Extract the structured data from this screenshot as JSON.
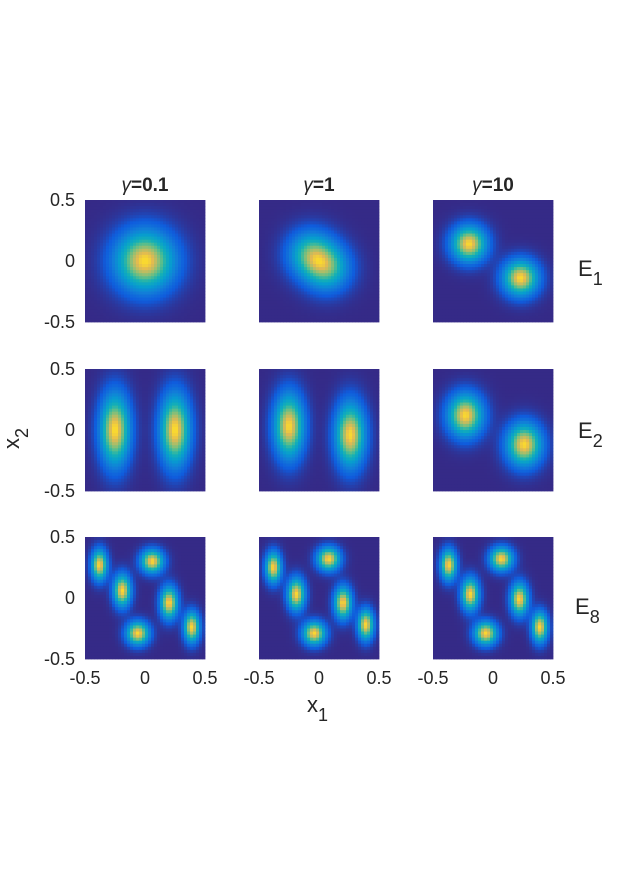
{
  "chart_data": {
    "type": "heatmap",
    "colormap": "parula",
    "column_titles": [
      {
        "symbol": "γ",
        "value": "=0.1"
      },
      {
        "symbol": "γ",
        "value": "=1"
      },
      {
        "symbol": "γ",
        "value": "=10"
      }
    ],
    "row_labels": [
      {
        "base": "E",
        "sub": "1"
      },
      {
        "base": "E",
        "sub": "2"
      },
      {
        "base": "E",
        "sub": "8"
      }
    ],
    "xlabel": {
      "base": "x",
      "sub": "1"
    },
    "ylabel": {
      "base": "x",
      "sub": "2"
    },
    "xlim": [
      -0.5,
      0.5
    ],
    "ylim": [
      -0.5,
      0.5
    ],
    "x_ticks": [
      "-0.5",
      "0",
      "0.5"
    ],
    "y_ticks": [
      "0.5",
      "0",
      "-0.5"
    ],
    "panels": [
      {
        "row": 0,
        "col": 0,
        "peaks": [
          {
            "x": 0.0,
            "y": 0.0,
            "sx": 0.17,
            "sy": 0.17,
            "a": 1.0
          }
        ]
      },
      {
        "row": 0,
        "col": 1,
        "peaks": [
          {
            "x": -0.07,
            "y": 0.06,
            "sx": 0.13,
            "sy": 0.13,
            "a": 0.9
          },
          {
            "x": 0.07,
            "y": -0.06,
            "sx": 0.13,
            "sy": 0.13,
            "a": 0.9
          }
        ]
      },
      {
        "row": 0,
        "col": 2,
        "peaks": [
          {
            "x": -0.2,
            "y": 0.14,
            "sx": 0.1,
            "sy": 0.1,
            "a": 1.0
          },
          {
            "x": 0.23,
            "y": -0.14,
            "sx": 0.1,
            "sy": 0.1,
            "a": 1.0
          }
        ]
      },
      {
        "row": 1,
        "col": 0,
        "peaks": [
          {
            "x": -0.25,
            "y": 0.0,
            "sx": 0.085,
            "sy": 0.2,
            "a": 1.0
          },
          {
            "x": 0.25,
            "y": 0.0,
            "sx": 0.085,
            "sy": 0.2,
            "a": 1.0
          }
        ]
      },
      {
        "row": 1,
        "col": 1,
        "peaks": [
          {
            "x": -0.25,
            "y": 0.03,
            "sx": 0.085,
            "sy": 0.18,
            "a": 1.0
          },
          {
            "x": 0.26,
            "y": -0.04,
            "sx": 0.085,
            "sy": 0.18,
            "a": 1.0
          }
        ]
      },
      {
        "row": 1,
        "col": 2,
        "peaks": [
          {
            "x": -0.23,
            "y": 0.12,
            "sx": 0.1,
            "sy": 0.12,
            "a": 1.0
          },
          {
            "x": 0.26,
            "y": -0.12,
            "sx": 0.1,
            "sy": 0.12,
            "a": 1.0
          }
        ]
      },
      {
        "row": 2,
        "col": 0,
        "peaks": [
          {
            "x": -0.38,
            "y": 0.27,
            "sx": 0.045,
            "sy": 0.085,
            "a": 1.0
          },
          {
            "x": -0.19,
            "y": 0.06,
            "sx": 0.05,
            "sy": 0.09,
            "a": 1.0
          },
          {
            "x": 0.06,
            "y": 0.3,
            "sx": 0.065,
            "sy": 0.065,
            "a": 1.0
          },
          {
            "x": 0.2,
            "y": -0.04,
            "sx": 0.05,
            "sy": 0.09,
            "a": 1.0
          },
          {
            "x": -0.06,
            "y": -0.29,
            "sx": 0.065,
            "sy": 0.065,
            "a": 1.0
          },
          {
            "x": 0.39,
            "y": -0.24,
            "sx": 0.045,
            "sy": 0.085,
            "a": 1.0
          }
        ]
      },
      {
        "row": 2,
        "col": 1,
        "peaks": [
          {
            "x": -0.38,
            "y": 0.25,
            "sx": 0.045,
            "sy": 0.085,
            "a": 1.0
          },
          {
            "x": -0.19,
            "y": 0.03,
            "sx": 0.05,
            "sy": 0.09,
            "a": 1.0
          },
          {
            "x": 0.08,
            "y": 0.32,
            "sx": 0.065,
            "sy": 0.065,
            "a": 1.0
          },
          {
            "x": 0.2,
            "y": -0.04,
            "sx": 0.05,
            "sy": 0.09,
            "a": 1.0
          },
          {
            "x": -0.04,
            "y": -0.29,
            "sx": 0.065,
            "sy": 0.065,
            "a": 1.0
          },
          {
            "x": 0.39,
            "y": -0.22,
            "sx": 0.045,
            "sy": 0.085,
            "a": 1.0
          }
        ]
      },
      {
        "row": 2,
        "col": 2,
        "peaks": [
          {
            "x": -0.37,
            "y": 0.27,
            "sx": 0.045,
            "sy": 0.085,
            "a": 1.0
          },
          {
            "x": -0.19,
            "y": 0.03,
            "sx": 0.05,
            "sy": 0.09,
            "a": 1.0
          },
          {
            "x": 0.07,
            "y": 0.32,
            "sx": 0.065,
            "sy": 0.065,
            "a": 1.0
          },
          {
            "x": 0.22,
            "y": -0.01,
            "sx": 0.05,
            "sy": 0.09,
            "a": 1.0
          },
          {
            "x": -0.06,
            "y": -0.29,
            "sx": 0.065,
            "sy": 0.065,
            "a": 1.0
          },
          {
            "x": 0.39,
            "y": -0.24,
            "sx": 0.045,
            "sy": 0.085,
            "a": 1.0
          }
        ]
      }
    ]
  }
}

○ ○ ○ ○ ○

Every entry must be written out exactly, with all pictures left out.

FULL SOLUTION =
Extract the structured data from this screenshot as JSON.
{
  "chart_data": {
    "type": "heatmap",
    "colormap": "parula",
    "column_titles": [
      {
        "symbol": "γ",
        "value": "=0.1"
      },
      {
        "symbol": "γ",
        "value": "=1"
      },
      {
        "symbol": "γ",
        "value": "=10"
      }
    ],
    "row_labels": [
      {
        "base": "E",
        "sub": "1"
      },
      {
        "base": "E",
        "sub": "2"
      },
      {
        "base": "E",
        "sub": "8"
      }
    ],
    "xlabel": {
      "base": "x",
      "sub": "1"
    },
    "ylabel": {
      "base": "x",
      "sub": "2"
    },
    "xlim": [
      -0.5,
      0.5
    ],
    "ylim": [
      -0.5,
      0.5
    ],
    "x_ticks": [
      "-0.5",
      "0",
      "0.5"
    ],
    "y_ticks": [
      "0.5",
      "0",
      "-0.5"
    ],
    "panels": [
      {
        "row": 0,
        "col": 0,
        "peaks": [
          {
            "x": 0.0,
            "y": 0.0,
            "sx": 0.17,
            "sy": 0.17,
            "a": 1.0
          }
        ]
      },
      {
        "row": 0,
        "col": 1,
        "peaks": [
          {
            "x": -0.07,
            "y": 0.06,
            "sx": 0.13,
            "sy": 0.13,
            "a": 0.9
          },
          {
            "x": 0.07,
            "y": -0.06,
            "sx": 0.13,
            "sy": 0.13,
            "a": 0.9
          }
        ]
      },
      {
        "row": 0,
        "col": 2,
        "peaks": [
          {
            "x": -0.2,
            "y": 0.14,
            "sx": 0.1,
            "sy": 0.1,
            "a": 1.0
          },
          {
            "x": 0.23,
            "y": -0.14,
            "sx": 0.1,
            "sy": 0.1,
            "a": 1.0
          }
        ]
      },
      {
        "row": 1,
        "col": 0,
        "peaks": [
          {
            "x": -0.25,
            "y": 0.0,
            "sx": 0.085,
            "sy": 0.2,
            "a": 1.0
          },
          {
            "x": 0.25,
            "y": 0.0,
            "sx": 0.085,
            "sy": 0.2,
            "a": 1.0
          }
        ]
      },
      {
        "row": 1,
        "col": 1,
        "peaks": [
          {
            "x": -0.25,
            "y": 0.03,
            "sx": 0.085,
            "sy": 0.18,
            "a": 1.0
          },
          {
            "x": 0.26,
            "y": -0.04,
            "sx": 0.085,
            "sy": 0.18,
            "a": 1.0
          }
        ]
      },
      {
        "row": 1,
        "col": 2,
        "peaks": [
          {
            "x": -0.23,
            "y": 0.12,
            "sx": 0.1,
            "sy": 0.12,
            "a": 1.0
          },
          {
            "x": 0.26,
            "y": -0.12,
            "sx": 0.1,
            "sy": 0.12,
            "a": 1.0
          }
        ]
      },
      {
        "row": 2,
        "col": 0,
        "peaks": [
          {
            "x": -0.38,
            "y": 0.27,
            "sx": 0.045,
            "sy": 0.085,
            "a": 1.0
          },
          {
            "x": -0.19,
            "y": 0.06,
            "sx": 0.05,
            "sy": 0.09,
            "a": 1.0
          },
          {
            "x": 0.06,
            "y": 0.3,
            "sx": 0.065,
            "sy": 0.065,
            "a": 1.0
          },
          {
            "x": 0.2,
            "y": -0.04,
            "sx": 0.05,
            "sy": 0.09,
            "a": 1.0
          },
          {
            "x": -0.06,
            "y": -0.29,
            "sx": 0.065,
            "sy": 0.065,
            "a": 1.0
          },
          {
            "x": 0.39,
            "y": -0.24,
            "sx": 0.045,
            "sy": 0.085,
            "a": 1.0
          }
        ]
      },
      {
        "row": 2,
        "col": 1,
        "peaks": [
          {
            "x": -0.38,
            "y": 0.25,
            "sx": 0.045,
            "sy": 0.085,
            "a": 1.0
          },
          {
            "x": -0.19,
            "y": 0.03,
            "sx": 0.05,
            "sy": 0.09,
            "a": 1.0
          },
          {
            "x": 0.08,
            "y": 0.32,
            "sx": 0.065,
            "sy": 0.065,
            "a": 1.0
          },
          {
            "x": 0.2,
            "y": -0.04,
            "sx": 0.05,
            "sy": 0.09,
            "a": 1.0
          },
          {
            "x": -0.04,
            "y": -0.29,
            "sx": 0.065,
            "sy": 0.065,
            "a": 1.0
          },
          {
            "x": 0.39,
            "y": -0.22,
            "sx": 0.045,
            "sy": 0.085,
            "a": 1.0
          }
        ]
      },
      {
        "row": 2,
        "col": 2,
        "peaks": [
          {
            "x": -0.37,
            "y": 0.27,
            "sx": 0.045,
            "sy": 0.085,
            "a": 1.0
          },
          {
            "x": -0.19,
            "y": 0.03,
            "sx": 0.05,
            "sy": 0.09,
            "a": 1.0
          },
          {
            "x": 0.07,
            "y": 0.32,
            "sx": 0.065,
            "sy": 0.065,
            "a": 1.0
          },
          {
            "x": 0.22,
            "y": -0.01,
            "sx": 0.05,
            "sy": 0.09,
            "a": 1.0
          },
          {
            "x": -0.06,
            "y": -0.29,
            "sx": 0.065,
            "sy": 0.065,
            "a": 1.0
          },
          {
            "x": 0.39,
            "y": -0.24,
            "sx": 0.045,
            "sy": 0.085,
            "a": 1.0
          }
        ]
      }
    ]
  }
}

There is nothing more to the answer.